Dataset items:
◇ ◇ ◇ ◇

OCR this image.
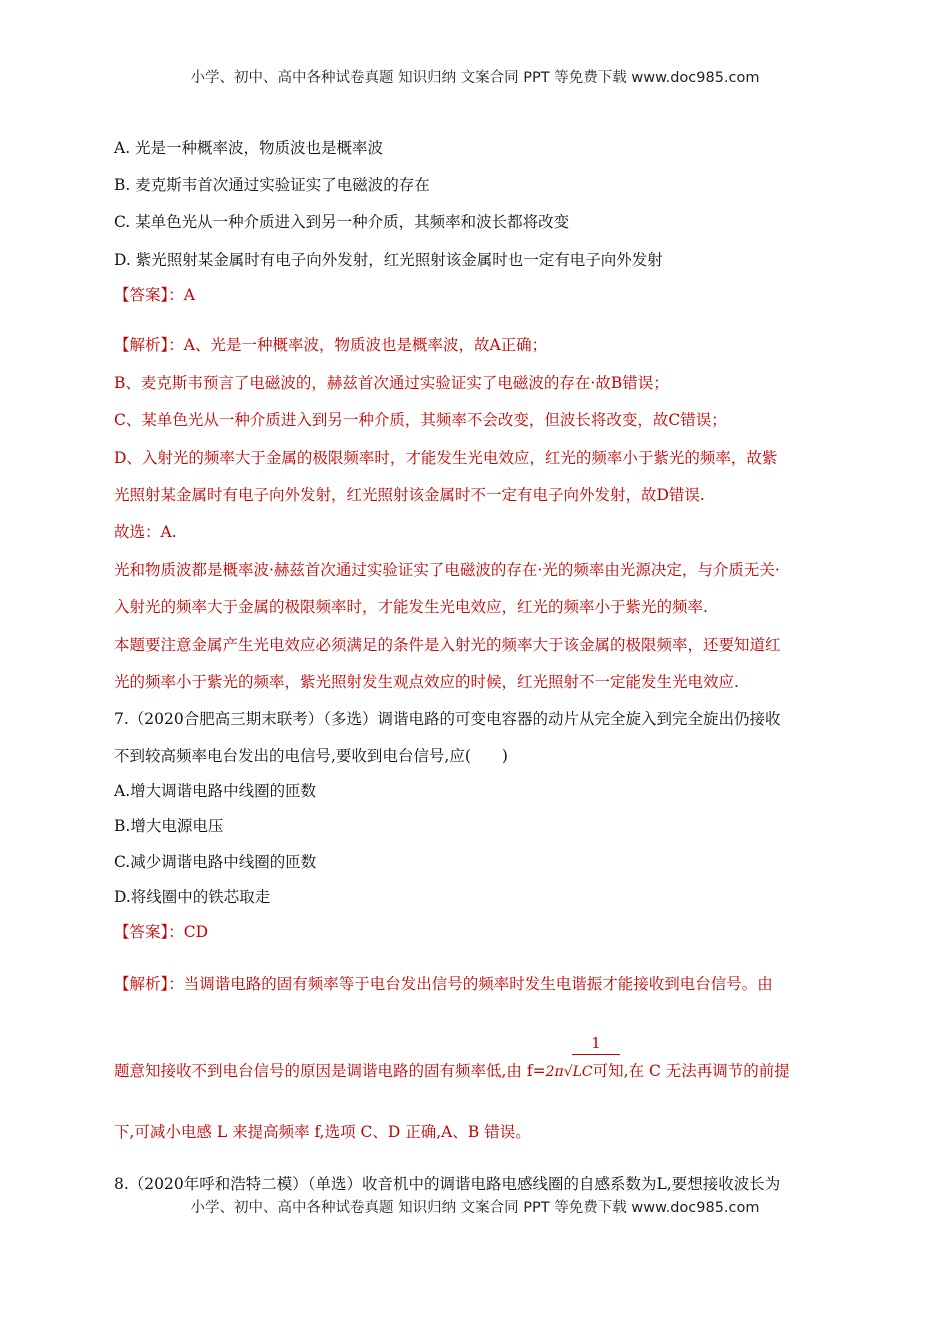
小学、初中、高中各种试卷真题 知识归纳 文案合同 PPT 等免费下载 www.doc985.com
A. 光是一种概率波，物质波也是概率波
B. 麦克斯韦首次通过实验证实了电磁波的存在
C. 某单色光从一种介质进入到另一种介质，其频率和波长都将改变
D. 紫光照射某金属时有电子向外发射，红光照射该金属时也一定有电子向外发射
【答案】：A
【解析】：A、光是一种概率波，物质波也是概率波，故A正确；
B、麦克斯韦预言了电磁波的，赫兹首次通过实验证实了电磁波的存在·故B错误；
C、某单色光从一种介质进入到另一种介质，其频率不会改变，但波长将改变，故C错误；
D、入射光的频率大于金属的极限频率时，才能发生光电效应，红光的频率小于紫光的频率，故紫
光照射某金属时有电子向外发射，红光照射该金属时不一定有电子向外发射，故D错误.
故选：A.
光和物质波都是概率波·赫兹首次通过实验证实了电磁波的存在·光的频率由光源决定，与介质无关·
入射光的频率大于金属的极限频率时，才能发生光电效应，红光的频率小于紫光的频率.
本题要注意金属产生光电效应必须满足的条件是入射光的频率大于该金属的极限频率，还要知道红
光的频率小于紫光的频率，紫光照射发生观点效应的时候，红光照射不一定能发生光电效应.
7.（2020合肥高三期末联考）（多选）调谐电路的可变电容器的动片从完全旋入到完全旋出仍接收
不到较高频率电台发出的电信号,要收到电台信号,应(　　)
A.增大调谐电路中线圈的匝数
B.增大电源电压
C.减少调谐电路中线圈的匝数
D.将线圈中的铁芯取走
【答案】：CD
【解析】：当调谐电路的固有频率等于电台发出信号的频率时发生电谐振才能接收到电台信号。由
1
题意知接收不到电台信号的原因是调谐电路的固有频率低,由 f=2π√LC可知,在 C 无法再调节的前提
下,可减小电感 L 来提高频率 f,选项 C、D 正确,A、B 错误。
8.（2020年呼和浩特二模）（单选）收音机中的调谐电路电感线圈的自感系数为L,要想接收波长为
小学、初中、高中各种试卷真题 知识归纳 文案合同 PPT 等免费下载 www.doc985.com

◇ ◇ ◇ ◇

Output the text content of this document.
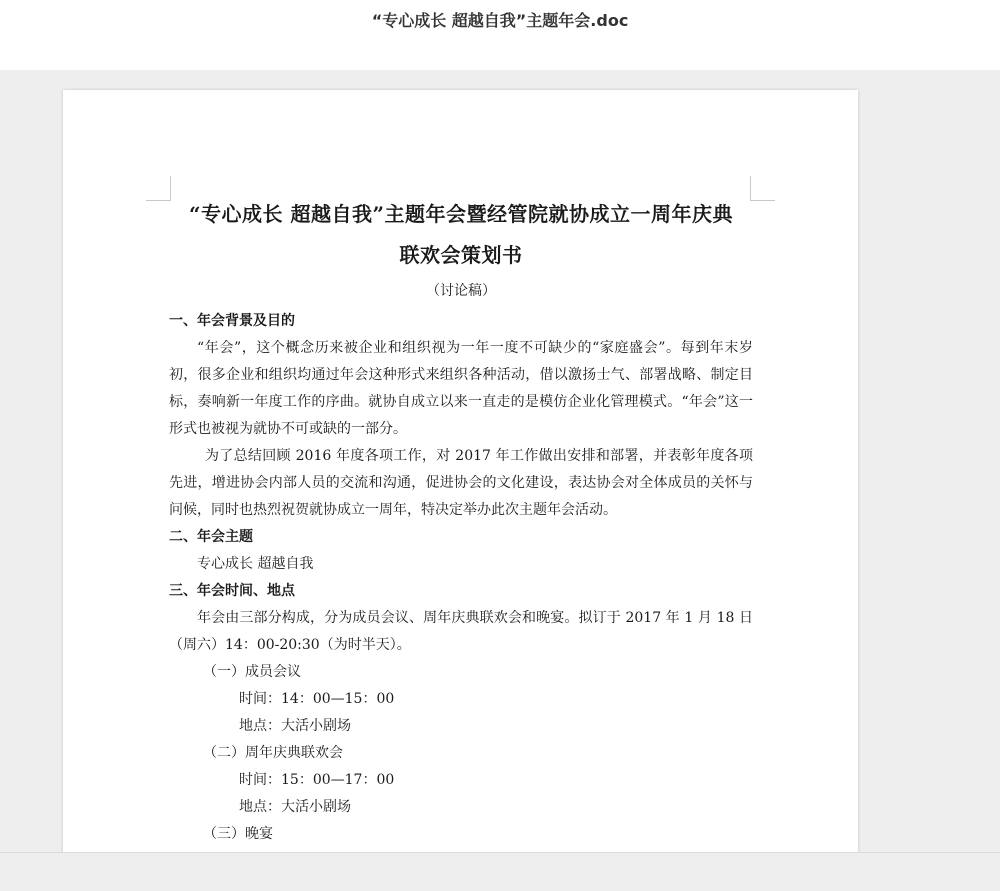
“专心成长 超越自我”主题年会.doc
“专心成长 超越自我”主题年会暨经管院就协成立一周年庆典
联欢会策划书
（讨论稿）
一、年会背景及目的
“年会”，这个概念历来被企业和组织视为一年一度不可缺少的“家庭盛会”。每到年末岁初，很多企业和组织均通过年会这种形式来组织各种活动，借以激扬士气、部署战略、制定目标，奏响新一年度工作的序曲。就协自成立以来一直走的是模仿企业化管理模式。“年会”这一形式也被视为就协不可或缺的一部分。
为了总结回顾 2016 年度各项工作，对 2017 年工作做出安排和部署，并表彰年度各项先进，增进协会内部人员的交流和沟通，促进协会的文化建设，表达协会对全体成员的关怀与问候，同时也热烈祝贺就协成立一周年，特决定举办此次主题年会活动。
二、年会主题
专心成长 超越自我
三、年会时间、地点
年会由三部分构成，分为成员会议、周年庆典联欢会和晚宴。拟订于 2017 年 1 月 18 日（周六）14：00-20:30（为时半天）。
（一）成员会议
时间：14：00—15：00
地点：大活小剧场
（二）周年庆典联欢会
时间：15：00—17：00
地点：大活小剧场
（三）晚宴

◇ ◇ ◇ ◇

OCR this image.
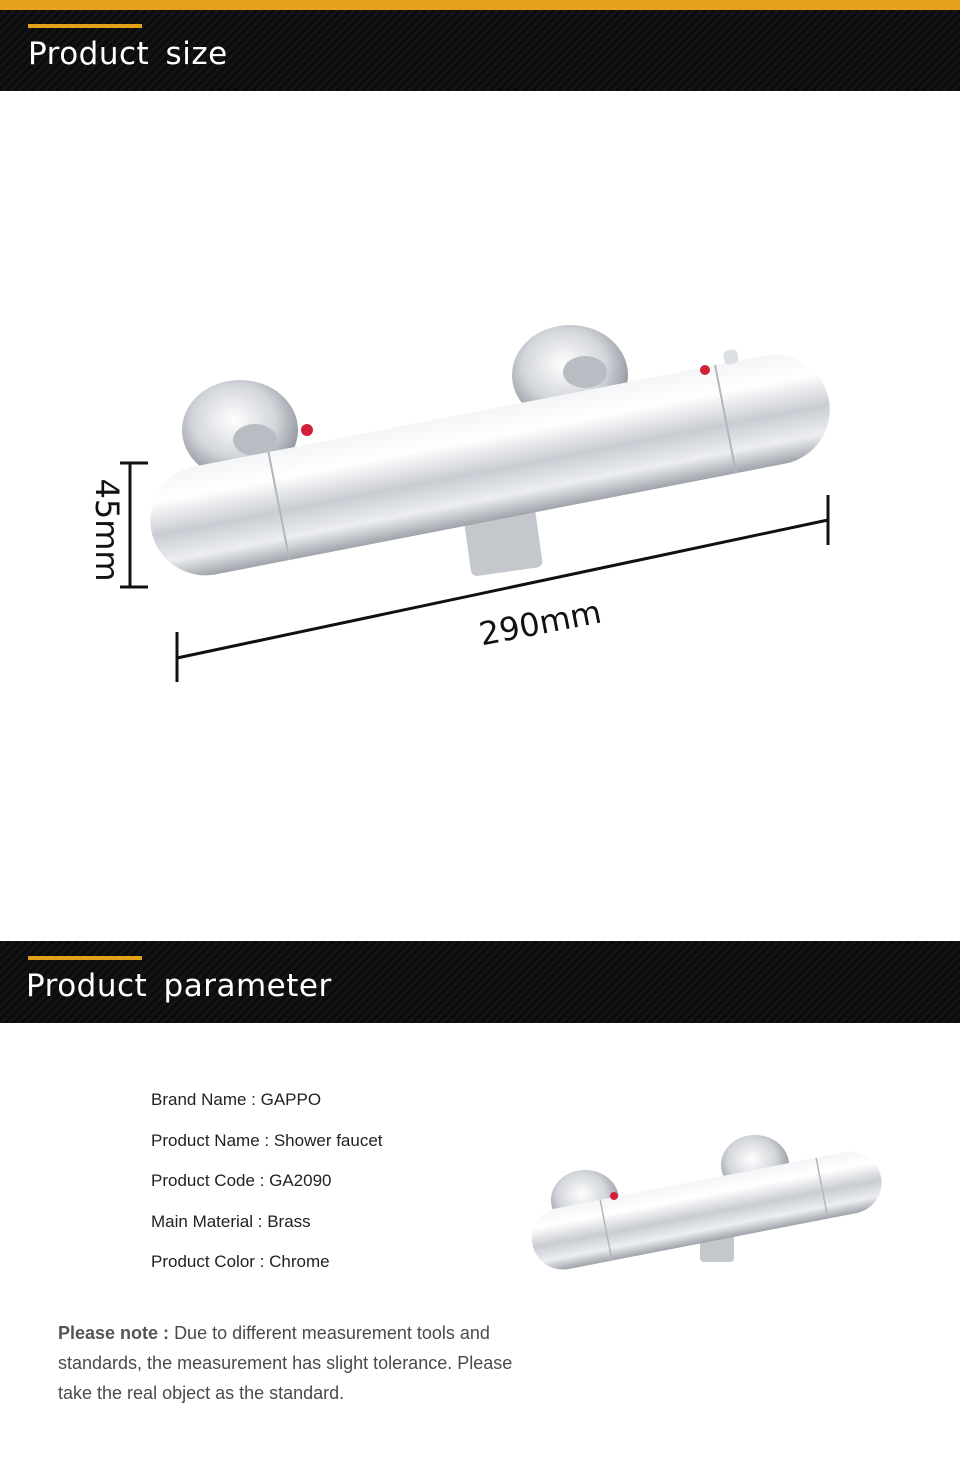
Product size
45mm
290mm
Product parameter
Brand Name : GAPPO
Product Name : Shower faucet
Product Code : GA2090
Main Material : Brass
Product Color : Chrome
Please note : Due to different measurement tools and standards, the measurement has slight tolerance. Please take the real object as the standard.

◇ ◇ ◇ ◇

WORK TO DO - Find the lines holding "专心成长" and list every one.

TASK RESPONSE -
“专心成长 超越自我”主题年会.doc
“专心成长 超越自我”主题年会暨经管院就协成立一周年庆典
专心成长 超越自我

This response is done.